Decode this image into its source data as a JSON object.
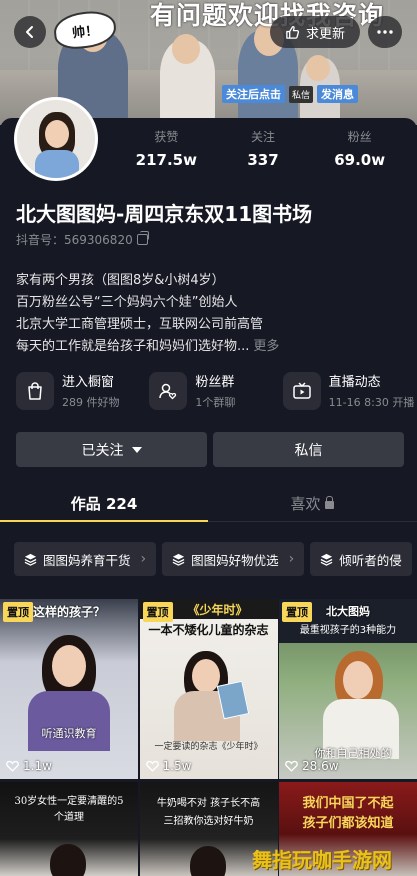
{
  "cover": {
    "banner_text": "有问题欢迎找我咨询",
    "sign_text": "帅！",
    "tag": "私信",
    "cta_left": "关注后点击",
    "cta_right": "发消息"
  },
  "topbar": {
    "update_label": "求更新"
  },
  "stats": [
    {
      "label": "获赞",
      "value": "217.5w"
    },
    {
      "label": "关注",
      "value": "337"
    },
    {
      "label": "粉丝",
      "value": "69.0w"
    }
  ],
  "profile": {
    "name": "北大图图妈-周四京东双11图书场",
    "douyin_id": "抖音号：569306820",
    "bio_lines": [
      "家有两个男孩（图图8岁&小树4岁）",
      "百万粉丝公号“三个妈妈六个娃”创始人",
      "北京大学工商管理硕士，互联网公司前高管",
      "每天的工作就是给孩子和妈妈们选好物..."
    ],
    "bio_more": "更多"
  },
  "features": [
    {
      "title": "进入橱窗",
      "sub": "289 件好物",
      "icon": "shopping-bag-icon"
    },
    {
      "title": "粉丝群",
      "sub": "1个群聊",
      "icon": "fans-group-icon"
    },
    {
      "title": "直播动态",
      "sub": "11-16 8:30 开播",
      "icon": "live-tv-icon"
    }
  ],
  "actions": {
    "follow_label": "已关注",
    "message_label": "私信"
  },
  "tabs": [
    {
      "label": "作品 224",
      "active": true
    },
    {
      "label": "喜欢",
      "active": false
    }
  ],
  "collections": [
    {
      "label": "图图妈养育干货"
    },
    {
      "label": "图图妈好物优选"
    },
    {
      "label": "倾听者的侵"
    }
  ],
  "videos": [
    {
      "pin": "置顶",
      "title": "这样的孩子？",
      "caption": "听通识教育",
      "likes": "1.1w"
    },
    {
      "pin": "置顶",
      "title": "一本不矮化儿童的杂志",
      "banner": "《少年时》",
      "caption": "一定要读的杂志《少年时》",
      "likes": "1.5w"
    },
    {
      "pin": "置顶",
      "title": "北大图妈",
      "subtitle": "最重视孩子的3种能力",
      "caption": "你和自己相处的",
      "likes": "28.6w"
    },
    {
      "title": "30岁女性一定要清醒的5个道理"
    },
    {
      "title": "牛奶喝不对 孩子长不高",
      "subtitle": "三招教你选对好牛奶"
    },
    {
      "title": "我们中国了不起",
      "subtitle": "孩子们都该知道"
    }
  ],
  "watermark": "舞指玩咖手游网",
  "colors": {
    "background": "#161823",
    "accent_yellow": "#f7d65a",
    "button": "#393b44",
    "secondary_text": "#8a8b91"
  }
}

Directions: Check each line above for the word "caption" and copy the ones that have it.

Output of the exercise:
      "caption": "听通识教育",
      "caption": "一定要读的杂志《少年时》",
      "caption": "你和自己相处的",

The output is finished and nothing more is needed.